(SHORT EXERCISE):
Examine each line of the data. Copy those that contain the string "watermark".

-- BEGIN RECORDS --

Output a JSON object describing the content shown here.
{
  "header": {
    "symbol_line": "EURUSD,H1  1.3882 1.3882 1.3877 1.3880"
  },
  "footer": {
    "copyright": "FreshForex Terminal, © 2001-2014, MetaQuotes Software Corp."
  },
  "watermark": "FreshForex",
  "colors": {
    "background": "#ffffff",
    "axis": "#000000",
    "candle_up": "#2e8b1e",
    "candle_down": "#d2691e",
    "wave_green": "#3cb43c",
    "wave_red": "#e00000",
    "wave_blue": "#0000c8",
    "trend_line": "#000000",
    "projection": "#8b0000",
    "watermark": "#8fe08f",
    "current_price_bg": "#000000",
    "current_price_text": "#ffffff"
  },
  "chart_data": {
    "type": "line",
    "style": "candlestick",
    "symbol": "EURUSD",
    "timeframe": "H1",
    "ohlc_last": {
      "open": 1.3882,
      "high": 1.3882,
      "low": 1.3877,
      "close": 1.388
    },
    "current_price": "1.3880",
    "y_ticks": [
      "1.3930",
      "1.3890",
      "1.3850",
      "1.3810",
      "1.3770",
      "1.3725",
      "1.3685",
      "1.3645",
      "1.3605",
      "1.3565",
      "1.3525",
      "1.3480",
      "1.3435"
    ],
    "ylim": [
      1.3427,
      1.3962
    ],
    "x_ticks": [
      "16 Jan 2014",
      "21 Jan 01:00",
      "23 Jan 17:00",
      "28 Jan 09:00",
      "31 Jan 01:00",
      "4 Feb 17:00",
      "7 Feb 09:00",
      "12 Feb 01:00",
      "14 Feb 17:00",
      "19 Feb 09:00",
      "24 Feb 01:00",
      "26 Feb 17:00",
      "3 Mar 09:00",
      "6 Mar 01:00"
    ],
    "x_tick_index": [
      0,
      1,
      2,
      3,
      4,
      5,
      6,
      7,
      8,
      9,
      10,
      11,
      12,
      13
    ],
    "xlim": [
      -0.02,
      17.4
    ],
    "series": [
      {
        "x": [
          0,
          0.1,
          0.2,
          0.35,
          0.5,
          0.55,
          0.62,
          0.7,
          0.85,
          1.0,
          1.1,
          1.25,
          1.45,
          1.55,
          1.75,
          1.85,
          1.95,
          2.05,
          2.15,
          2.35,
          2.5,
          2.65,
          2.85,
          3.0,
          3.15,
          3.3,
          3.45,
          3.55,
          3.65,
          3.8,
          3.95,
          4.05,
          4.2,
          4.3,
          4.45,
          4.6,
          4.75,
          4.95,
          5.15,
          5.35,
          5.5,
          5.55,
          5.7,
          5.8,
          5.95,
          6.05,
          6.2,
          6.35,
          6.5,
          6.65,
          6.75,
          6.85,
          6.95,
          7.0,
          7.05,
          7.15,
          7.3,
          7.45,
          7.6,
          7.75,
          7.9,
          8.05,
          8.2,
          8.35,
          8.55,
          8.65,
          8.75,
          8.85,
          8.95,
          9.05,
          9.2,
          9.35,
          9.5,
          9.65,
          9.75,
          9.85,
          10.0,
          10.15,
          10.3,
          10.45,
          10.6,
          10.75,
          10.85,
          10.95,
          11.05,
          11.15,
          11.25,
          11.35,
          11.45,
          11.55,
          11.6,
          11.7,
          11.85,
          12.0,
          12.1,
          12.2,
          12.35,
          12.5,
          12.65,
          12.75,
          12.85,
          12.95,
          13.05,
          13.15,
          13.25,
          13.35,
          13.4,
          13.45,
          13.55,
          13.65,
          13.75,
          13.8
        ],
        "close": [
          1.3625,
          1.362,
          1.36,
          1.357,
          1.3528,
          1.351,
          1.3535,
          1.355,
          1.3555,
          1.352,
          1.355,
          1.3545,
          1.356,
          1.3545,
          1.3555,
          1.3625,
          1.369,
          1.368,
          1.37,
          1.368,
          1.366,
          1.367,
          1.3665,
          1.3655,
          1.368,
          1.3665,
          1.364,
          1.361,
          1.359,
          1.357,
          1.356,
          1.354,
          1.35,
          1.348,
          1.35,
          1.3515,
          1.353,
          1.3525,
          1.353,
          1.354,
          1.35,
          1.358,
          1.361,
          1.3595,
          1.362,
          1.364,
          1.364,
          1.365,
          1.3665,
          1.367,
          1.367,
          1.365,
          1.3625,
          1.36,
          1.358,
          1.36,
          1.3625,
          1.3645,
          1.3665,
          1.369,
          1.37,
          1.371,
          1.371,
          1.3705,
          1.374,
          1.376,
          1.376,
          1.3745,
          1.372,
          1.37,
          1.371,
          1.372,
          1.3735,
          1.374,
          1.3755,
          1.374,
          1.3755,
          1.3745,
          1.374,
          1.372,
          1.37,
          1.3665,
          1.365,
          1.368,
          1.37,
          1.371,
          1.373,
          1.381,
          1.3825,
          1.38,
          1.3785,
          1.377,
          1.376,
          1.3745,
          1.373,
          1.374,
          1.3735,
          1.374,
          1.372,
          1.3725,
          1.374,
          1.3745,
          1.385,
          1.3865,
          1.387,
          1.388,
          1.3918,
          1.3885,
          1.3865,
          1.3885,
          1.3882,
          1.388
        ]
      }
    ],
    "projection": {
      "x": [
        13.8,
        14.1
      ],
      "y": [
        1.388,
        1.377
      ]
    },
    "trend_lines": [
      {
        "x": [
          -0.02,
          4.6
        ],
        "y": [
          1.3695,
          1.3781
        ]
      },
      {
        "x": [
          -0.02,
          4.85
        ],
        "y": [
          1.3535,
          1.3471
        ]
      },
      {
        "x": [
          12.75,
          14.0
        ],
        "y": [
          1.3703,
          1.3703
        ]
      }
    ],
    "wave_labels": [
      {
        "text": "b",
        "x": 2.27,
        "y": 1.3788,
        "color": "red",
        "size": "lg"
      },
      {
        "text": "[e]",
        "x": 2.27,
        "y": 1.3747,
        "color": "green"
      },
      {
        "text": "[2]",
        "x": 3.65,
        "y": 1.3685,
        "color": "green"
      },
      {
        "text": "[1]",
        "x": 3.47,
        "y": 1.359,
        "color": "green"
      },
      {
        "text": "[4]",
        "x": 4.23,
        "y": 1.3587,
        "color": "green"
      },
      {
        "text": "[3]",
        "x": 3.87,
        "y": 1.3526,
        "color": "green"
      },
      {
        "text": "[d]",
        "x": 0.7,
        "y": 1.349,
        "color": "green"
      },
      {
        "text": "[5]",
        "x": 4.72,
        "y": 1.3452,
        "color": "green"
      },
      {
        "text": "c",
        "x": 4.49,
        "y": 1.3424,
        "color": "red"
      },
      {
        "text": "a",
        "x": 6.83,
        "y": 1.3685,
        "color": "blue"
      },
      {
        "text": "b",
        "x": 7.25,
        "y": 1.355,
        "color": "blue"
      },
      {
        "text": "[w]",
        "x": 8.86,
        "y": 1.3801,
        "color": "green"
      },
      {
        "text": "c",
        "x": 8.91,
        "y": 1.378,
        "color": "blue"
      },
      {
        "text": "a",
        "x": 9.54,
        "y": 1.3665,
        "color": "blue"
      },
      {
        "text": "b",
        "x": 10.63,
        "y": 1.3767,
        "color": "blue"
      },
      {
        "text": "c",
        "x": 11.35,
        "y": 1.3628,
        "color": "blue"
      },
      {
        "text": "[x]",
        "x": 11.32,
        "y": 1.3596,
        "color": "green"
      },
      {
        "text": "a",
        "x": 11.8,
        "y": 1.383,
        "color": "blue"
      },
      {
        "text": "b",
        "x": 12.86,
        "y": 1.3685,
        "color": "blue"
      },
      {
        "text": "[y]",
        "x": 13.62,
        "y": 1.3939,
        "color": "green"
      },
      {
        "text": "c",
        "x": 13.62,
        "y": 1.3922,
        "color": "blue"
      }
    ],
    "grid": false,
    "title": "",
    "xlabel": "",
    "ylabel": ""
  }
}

-- END RECORDS --
-- BEGIN RECORDS --

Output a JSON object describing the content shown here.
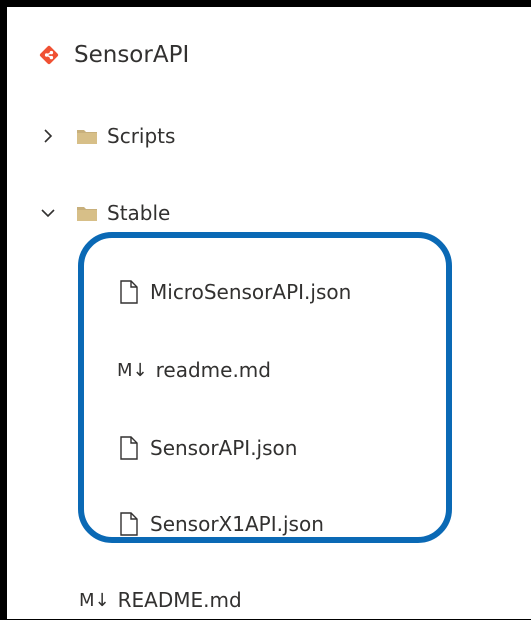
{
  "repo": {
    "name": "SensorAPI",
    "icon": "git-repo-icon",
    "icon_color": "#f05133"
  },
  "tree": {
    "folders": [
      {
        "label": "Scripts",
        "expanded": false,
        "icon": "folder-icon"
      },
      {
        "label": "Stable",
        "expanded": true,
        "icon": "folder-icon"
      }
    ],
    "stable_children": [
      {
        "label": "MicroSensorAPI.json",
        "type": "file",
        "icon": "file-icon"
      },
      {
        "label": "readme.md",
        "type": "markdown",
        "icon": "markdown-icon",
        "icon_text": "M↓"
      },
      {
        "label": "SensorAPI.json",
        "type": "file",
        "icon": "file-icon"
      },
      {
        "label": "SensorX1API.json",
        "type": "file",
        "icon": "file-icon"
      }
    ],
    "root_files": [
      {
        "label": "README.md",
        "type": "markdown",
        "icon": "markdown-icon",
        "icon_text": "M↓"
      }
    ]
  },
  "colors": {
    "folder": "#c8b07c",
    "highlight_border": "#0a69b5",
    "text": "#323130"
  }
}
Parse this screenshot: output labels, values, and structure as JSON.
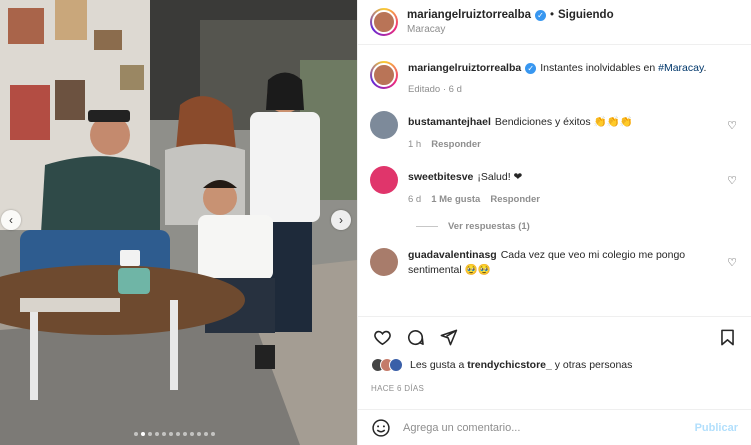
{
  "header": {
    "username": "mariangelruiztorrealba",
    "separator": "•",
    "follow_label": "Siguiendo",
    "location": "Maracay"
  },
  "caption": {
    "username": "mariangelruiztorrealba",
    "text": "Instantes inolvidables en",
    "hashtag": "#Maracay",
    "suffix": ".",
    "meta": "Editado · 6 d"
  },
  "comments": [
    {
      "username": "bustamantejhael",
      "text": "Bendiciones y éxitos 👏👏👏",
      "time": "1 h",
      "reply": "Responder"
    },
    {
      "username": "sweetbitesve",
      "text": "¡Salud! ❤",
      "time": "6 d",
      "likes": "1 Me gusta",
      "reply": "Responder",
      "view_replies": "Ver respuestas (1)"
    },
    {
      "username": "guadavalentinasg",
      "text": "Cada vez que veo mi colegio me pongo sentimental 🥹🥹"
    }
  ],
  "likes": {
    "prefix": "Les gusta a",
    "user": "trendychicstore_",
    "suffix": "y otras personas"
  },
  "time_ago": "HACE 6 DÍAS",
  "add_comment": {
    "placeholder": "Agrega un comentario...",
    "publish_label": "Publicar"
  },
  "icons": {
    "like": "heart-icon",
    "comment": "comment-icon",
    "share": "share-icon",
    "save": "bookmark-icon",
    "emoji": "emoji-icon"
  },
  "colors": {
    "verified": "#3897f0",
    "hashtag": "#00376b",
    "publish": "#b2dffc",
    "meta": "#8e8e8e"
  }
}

-- END RECORDS --

(WORKED SOLUTION):
  "watermark": "FreshForex",
    "watermark": "#8fe08f",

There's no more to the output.